*Goal:* Every line of the material is to be quoted verbatim, minus the pictures.

*Records for the task:*
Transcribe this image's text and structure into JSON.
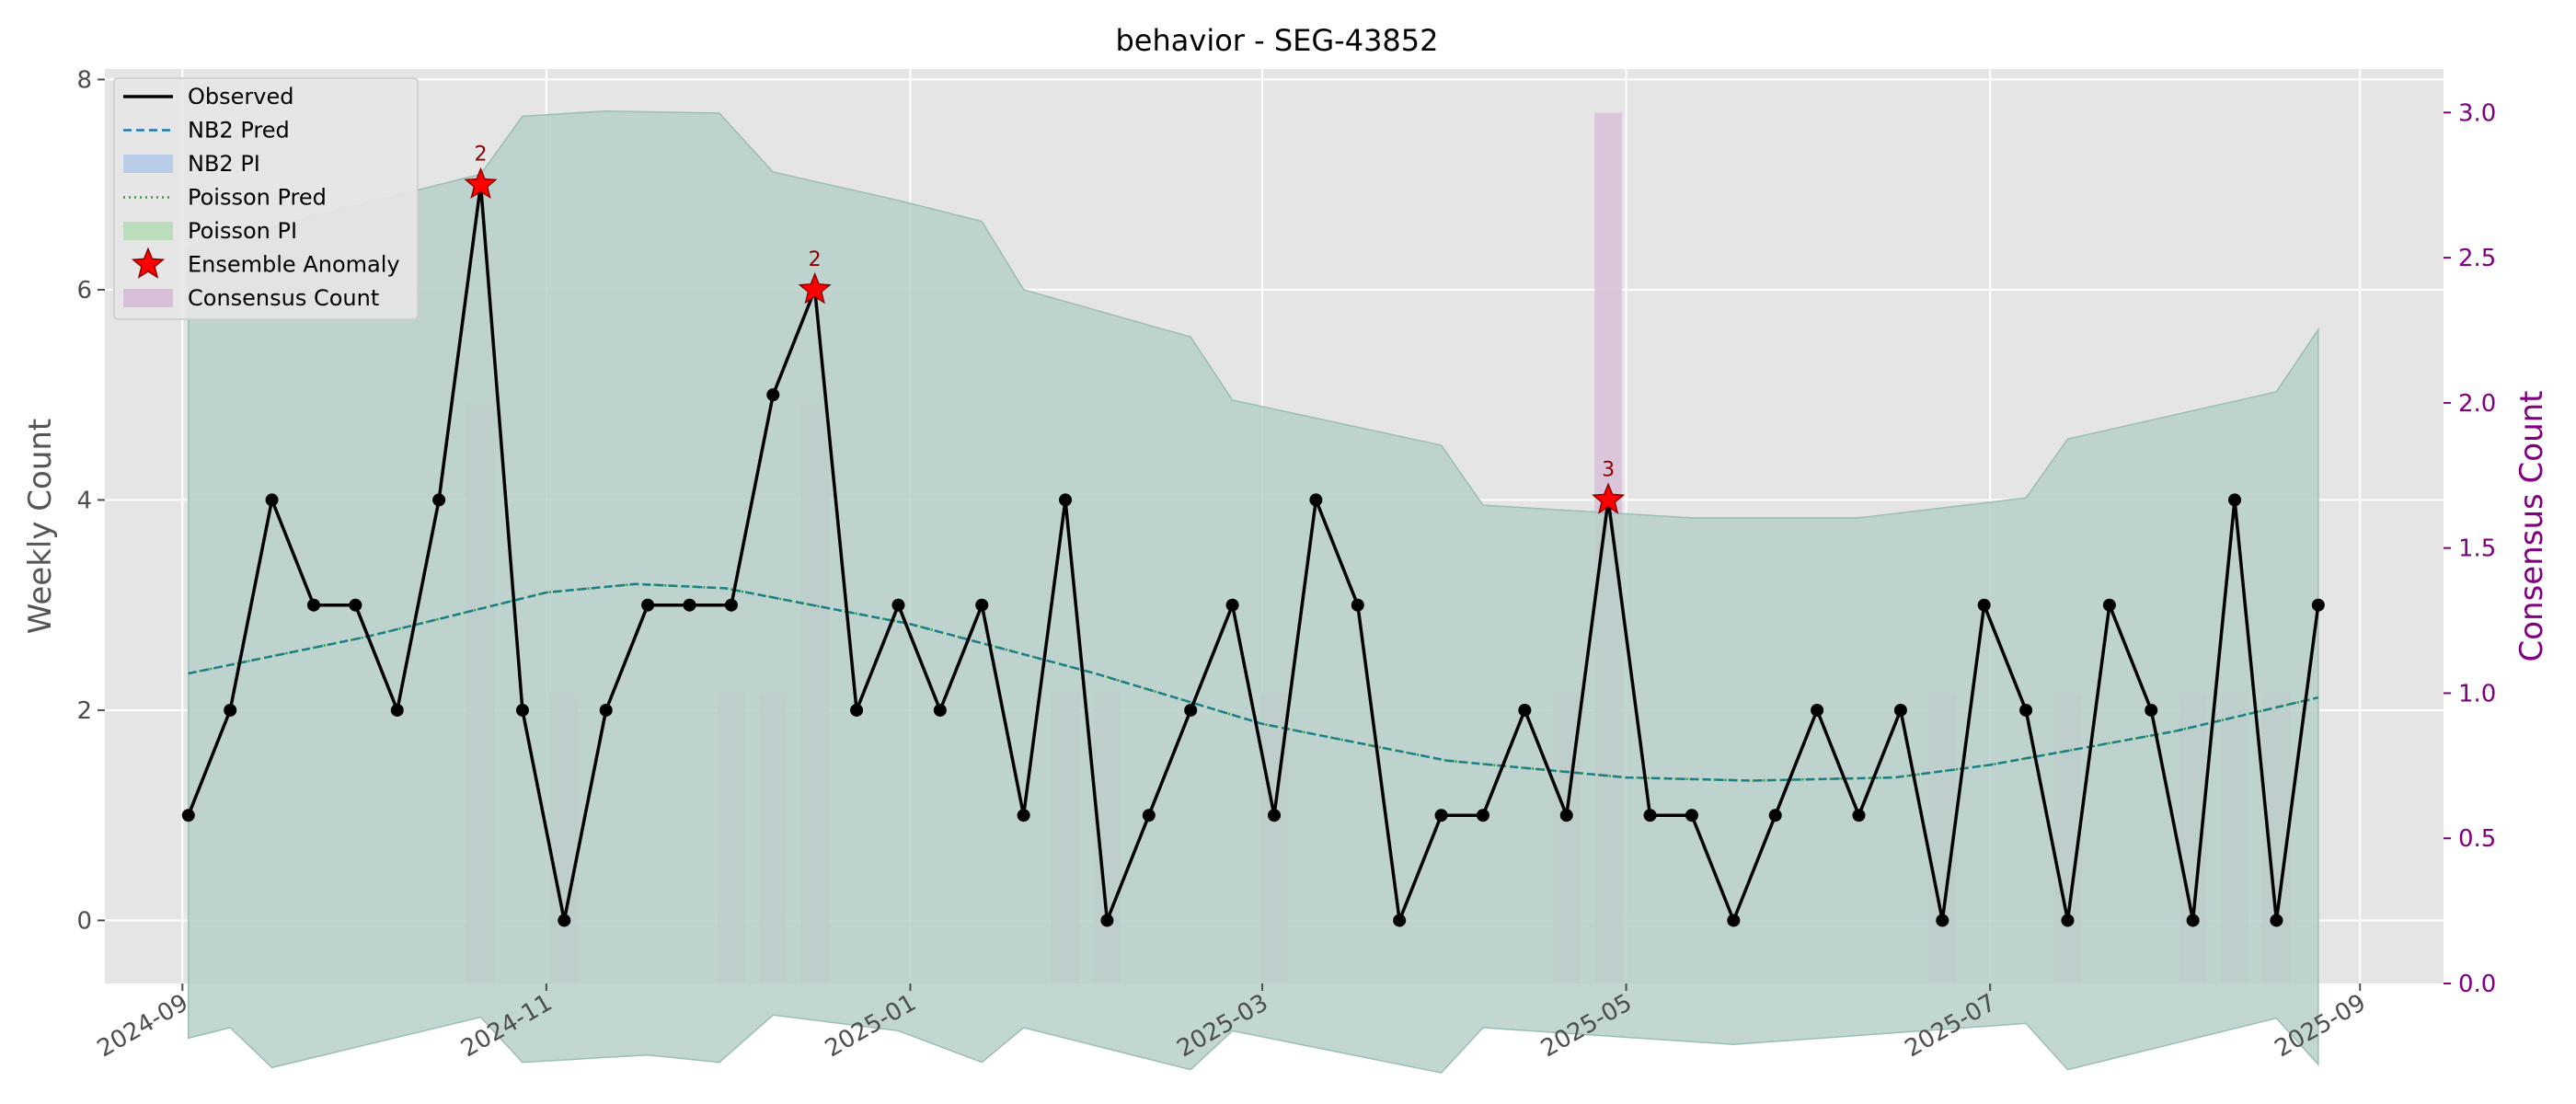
{
  "chart_data": {
    "type": "line",
    "title": "behavior - SEG-43852",
    "ylabel": "Weekly Count",
    "ylabel_right": "Consensus Count",
    "xlabel": "",
    "x_range": [
      "2024-08-19",
      "2025-09-15"
    ],
    "ylim": [
      -0.6,
      8.1
    ],
    "ylim_right": [
      0.0,
      3.15
    ],
    "x_ticks": [
      "2024-09",
      "2024-11",
      "2025-01",
      "2025-03",
      "2025-05",
      "2025-07",
      "2025-09"
    ],
    "y_ticks": [
      0,
      2,
      4,
      6,
      8
    ],
    "y_ticks_right": [
      "0.0",
      "0.5",
      "1.0",
      "1.5",
      "2.0",
      "2.5",
      "3.0"
    ],
    "grid": true,
    "legend_position": "top-left",
    "colors": {
      "observed": "#000000",
      "nb2_pred": "#1f77b4",
      "nb2_pi": "#aec7e8",
      "poisson_pred": "#2ca02c",
      "poisson_pi": "#b7dcb7",
      "band": "#b7cfca",
      "band_edge": "#9cbdb6",
      "pred_line": "#1a7f8a",
      "anomaly": "#ff0000",
      "consensus": "#d8bfd8",
      "right_axis": "#800080",
      "plot_bg": "#e5e5e5"
    },
    "legend": [
      "Observed",
      "NB2 Pred",
      "NB2 PI",
      "Poisson Pred",
      "Poisson PI",
      "Ensemble Anomaly",
      "Consensus Count"
    ],
    "series": [
      {
        "name": "Observed",
        "x": [
          "2024-09-02",
          "2024-09-09",
          "2024-09-16",
          "2024-09-23",
          "2024-09-30",
          "2024-10-07",
          "2024-10-14",
          "2024-10-21",
          "2024-10-28",
          "2024-11-04",
          "2024-11-11",
          "2024-11-18",
          "2024-11-25",
          "2024-12-02",
          "2024-12-09",
          "2024-12-16",
          "2024-12-23",
          "2024-12-30",
          "2025-01-06",
          "2025-01-13",
          "2025-01-20",
          "2025-01-27",
          "2025-02-03",
          "2025-02-10",
          "2025-02-17",
          "2025-02-24",
          "2025-03-03",
          "2025-03-10",
          "2025-03-17",
          "2025-03-24",
          "2025-03-31",
          "2025-04-07",
          "2025-04-14",
          "2025-04-21",
          "2025-04-28",
          "2025-05-05",
          "2025-05-12",
          "2025-05-19",
          "2025-05-26",
          "2025-06-02",
          "2025-06-09",
          "2025-06-16",
          "2025-06-23",
          "2025-06-30",
          "2025-07-07",
          "2025-07-14",
          "2025-07-21",
          "2025-07-28",
          "2025-08-04",
          "2025-08-11",
          "2025-08-18",
          "2025-08-25"
        ],
        "values": [
          1,
          2,
          4,
          3,
          3,
          2,
          4,
          7,
          2,
          0,
          2,
          3,
          3,
          3,
          5,
          6,
          2,
          3,
          2,
          3,
          1,
          4,
          0,
          1,
          2,
          3,
          1,
          4,
          3,
          0,
          1,
          1,
          2,
          1,
          4,
          1,
          1,
          0,
          1,
          2,
          1,
          2,
          0,
          3,
          2,
          0,
          3,
          2,
          0,
          4,
          0,
          3
        ]
      },
      {
        "name": "NB2 Pred",
        "x": [
          "2024-09-02",
          "2024-10-02",
          "2024-11-01",
          "2024-11-16",
          "2024-12-01",
          "2025-01-01",
          "2025-02-01",
          "2025-03-01",
          "2025-04-01",
          "2025-05-01",
          "2025-05-22",
          "2025-06-15",
          "2025-07-01",
          "2025-08-01",
          "2025-08-25"
        ],
        "values": [
          2.35,
          2.7,
          3.12,
          3.2,
          3.16,
          2.82,
          2.35,
          1.87,
          1.52,
          1.36,
          1.33,
          1.36,
          1.48,
          1.8,
          2.12
        ]
      },
      {
        "name": "Poisson Pred",
        "x": [
          "2024-09-02",
          "2024-10-02",
          "2024-11-01",
          "2024-11-16",
          "2024-12-01",
          "2025-01-01",
          "2025-02-01",
          "2025-03-01",
          "2025-04-01",
          "2025-05-01",
          "2025-05-22",
          "2025-06-15",
          "2025-07-01",
          "2025-08-01",
          "2025-08-25"
        ],
        "values": [
          2.35,
          2.7,
          3.12,
          3.2,
          3.16,
          2.82,
          2.35,
          1.87,
          1.52,
          1.36,
          1.33,
          1.36,
          1.48,
          1.8,
          2.12
        ]
      }
    ],
    "prediction_interval": {
      "upper": {
        "x": [
          "2024-09-02",
          "2024-10-21",
          "2024-10-28",
          "2024-11-11",
          "2024-11-30",
          "2024-12-09",
          "2024-12-30",
          "2025-01-13",
          "2025-01-20",
          "2025-02-17",
          "2025-02-24",
          "2025-03-31",
          "2025-04-07",
          "2025-05-12",
          "2025-06-09",
          "2025-07-07",
          "2025-07-14",
          "2025-08-18",
          "2025-08-25"
        ],
        "values": [
          6.4,
          7.1,
          7.65,
          7.7,
          7.68,
          7.12,
          6.85,
          6.65,
          6.0,
          5.55,
          4.95,
          4.52,
          3.95,
          3.83,
          3.83,
          4.02,
          4.58,
          5.03,
          5.62
        ]
      },
      "lower": {
        "x": [
          "2024-09-02",
          "2024-09-09",
          "2024-09-16",
          "2024-10-21",
          "2024-10-28",
          "2024-11-18",
          "2024-11-30",
          "2024-12-09",
          "2024-12-30",
          "2025-01-13",
          "2025-01-20",
          "2025-02-17",
          "2025-02-24",
          "2025-03-31",
          "2025-04-07",
          "2025-05-19",
          "2025-07-07",
          "2025-07-14",
          "2025-08-18",
          "2025-08-25"
        ],
        "values": [
          -1.12,
          -1.02,
          -1.4,
          -0.92,
          -1.35,
          -1.28,
          -1.35,
          -0.9,
          -1.05,
          -1.35,
          -1.02,
          -1.42,
          -1.05,
          -1.45,
          -1.02,
          -1.18,
          -0.98,
          -1.42,
          -0.93,
          -1.37
        ]
      }
    },
    "anomalies": [
      {
        "x": "2024-10-21",
        "value": 7,
        "label": "2"
      },
      {
        "x": "2024-12-16",
        "value": 6,
        "label": "2"
      },
      {
        "x": "2025-04-28",
        "value": 4,
        "label": "3"
      }
    ],
    "consensus_count": {
      "x": [
        "2024-10-21",
        "2024-11-04",
        "2024-12-02",
        "2024-12-09",
        "2024-12-16",
        "2025-01-27",
        "2025-02-03",
        "2025-03-03",
        "2025-04-21",
        "2025-04-28",
        "2025-06-23",
        "2025-07-14",
        "2025-08-04",
        "2025-08-11",
        "2025-08-18"
      ],
      "values": [
        2,
        1,
        1,
        1,
        2,
        1,
        1,
        1,
        1,
        3,
        1,
        1,
        1,
        1,
        1
      ]
    }
  }
}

*Reply to the task:*
Transcribe this image's text and structure into JSON.
{
  "chart_data": {
    "type": "line",
    "title": "behavior - SEG-43852",
    "ylabel": "Weekly Count",
    "ylabel_right": "Consensus Count",
    "xlabel": "",
    "x_range": [
      "2024-08-19",
      "2025-09-15"
    ],
    "ylim": [
      -0.6,
      8.1
    ],
    "ylim_right": [
      0.0,
      3.15
    ],
    "x_ticks": [
      "2024-09",
      "2024-11",
      "2025-01",
      "2025-03",
      "2025-05",
      "2025-07",
      "2025-09"
    ],
    "y_ticks": [
      0,
      2,
      4,
      6,
      8
    ],
    "y_ticks_right": [
      "0.0",
      "0.5",
      "1.0",
      "1.5",
      "2.0",
      "2.5",
      "3.0"
    ],
    "grid": true,
    "legend_position": "top-left",
    "colors": {
      "observed": "#000000",
      "nb2_pred": "#1f77b4",
      "nb2_pi": "#aec7e8",
      "poisson_pred": "#2ca02c",
      "poisson_pi": "#b7dcb7",
      "band": "#b7cfca",
      "band_edge": "#9cbdb6",
      "pred_line": "#1a7f8a",
      "anomaly": "#ff0000",
      "consensus": "#d8bfd8",
      "right_axis": "#800080",
      "plot_bg": "#e5e5e5"
    },
    "legend": [
      "Observed",
      "NB2 Pred",
      "NB2 PI",
      "Poisson Pred",
      "Poisson PI",
      "Ensemble Anomaly",
      "Consensus Count"
    ],
    "series": [
      {
        "name": "Observed",
        "x": [
          "2024-09-02",
          "2024-09-09",
          "2024-09-16",
          "2024-09-23",
          "2024-09-30",
          "2024-10-07",
          "2024-10-14",
          "2024-10-21",
          "2024-10-28",
          "2024-11-04",
          "2024-11-11",
          "2024-11-18",
          "2024-11-25",
          "2024-12-02",
          "2024-12-09",
          "2024-12-16",
          "2024-12-23",
          "2024-12-30",
          "2025-01-06",
          "2025-01-13",
          "2025-01-20",
          "2025-01-27",
          "2025-02-03",
          "2025-02-10",
          "2025-02-17",
          "2025-02-24",
          "2025-03-03",
          "2025-03-10",
          "2025-03-17",
          "2025-03-24",
          "2025-03-31",
          "2025-04-07",
          "2025-04-14",
          "2025-04-21",
          "2025-04-28",
          "2025-05-05",
          "2025-05-12",
          "2025-05-19",
          "2025-05-26",
          "2025-06-02",
          "2025-06-09",
          "2025-06-16",
          "2025-06-23",
          "2025-06-30",
          "2025-07-07",
          "2025-07-14",
          "2025-07-21",
          "2025-07-28",
          "2025-08-04",
          "2025-08-11",
          "2025-08-18",
          "2025-08-25"
        ],
        "values": [
          1,
          2,
          4,
          3,
          3,
          2,
          4,
          7,
          2,
          0,
          2,
          3,
          3,
          3,
          5,
          6,
          2,
          3,
          2,
          3,
          1,
          4,
          0,
          1,
          2,
          3,
          1,
          4,
          3,
          0,
          1,
          1,
          2,
          1,
          4,
          1,
          1,
          0,
          1,
          2,
          1,
          2,
          0,
          3,
          2,
          0,
          3,
          2,
          0,
          4,
          0,
          3
        ]
      },
      {
        "name": "NB2 Pred",
        "x": [
          "2024-09-02",
          "2024-10-02",
          "2024-11-01",
          "2024-11-16",
          "2024-12-01",
          "2025-01-01",
          "2025-02-01",
          "2025-03-01",
          "2025-04-01",
          "2025-05-01",
          "2025-05-22",
          "2025-06-15",
          "2025-07-01",
          "2025-08-01",
          "2025-08-25"
        ],
        "values": [
          2.35,
          2.7,
          3.12,
          3.2,
          3.16,
          2.82,
          2.35,
          1.87,
          1.52,
          1.36,
          1.33,
          1.36,
          1.48,
          1.8,
          2.12
        ]
      },
      {
        "name": "Poisson Pred",
        "x": [
          "2024-09-02",
          "2024-10-02",
          "2024-11-01",
          "2024-11-16",
          "2024-12-01",
          "2025-01-01",
          "2025-02-01",
          "2025-03-01",
          "2025-04-01",
          "2025-05-01",
          "2025-05-22",
          "2025-06-15",
          "2025-07-01",
          "2025-08-01",
          "2025-08-25"
        ],
        "values": [
          2.35,
          2.7,
          3.12,
          3.2,
          3.16,
          2.82,
          2.35,
          1.87,
          1.52,
          1.36,
          1.33,
          1.36,
          1.48,
          1.8,
          2.12
        ]
      }
    ],
    "prediction_interval": {
      "upper": {
        "x": [
          "2024-09-02",
          "2024-10-21",
          "2024-10-28",
          "2024-11-11",
          "2024-11-30",
          "2024-12-09",
          "2024-12-30",
          "2025-01-13",
          "2025-01-20",
          "2025-02-17",
          "2025-02-24",
          "2025-03-31",
          "2025-04-07",
          "2025-05-12",
          "2025-06-09",
          "2025-07-07",
          "2025-07-14",
          "2025-08-18",
          "2025-08-25"
        ],
        "values": [
          6.4,
          7.1,
          7.65,
          7.7,
          7.68,
          7.12,
          6.85,
          6.65,
          6.0,
          5.55,
          4.95,
          4.52,
          3.95,
          3.83,
          3.83,
          4.02,
          4.58,
          5.03,
          5.62
        ]
      },
      "lower": {
        "x": [
          "2024-09-02",
          "2024-09-09",
          "2024-09-16",
          "2024-10-21",
          "2024-10-28",
          "2024-11-18",
          "2024-11-30",
          "2024-12-09",
          "2024-12-30",
          "2025-01-13",
          "2025-01-20",
          "2025-02-17",
          "2025-02-24",
          "2025-03-31",
          "2025-04-07",
          "2025-05-19",
          "2025-07-07",
          "2025-07-14",
          "2025-08-18",
          "2025-08-25"
        ],
        "values": [
          -1.12,
          -1.02,
          -1.4,
          -0.92,
          -1.35,
          -1.28,
          -1.35,
          -0.9,
          -1.05,
          -1.35,
          -1.02,
          -1.42,
          -1.05,
          -1.45,
          -1.02,
          -1.18,
          -0.98,
          -1.42,
          -0.93,
          -1.37
        ]
      }
    },
    "anomalies": [
      {
        "x": "2024-10-21",
        "value": 7,
        "label": "2"
      },
      {
        "x": "2024-12-16",
        "value": 6,
        "label": "2"
      },
      {
        "x": "2025-04-28",
        "value": 4,
        "label": "3"
      }
    ],
    "consensus_count": {
      "x": [
        "2024-10-21",
        "2024-11-04",
        "2024-12-02",
        "2024-12-09",
        "2024-12-16",
        "2025-01-27",
        "2025-02-03",
        "2025-03-03",
        "2025-04-21",
        "2025-04-28",
        "2025-06-23",
        "2025-07-14",
        "2025-08-04",
        "2025-08-11",
        "2025-08-18"
      ],
      "values": [
        2,
        1,
        1,
        1,
        2,
        1,
        1,
        1,
        1,
        3,
        1,
        1,
        1,
        1,
        1
      ]
    }
  }
}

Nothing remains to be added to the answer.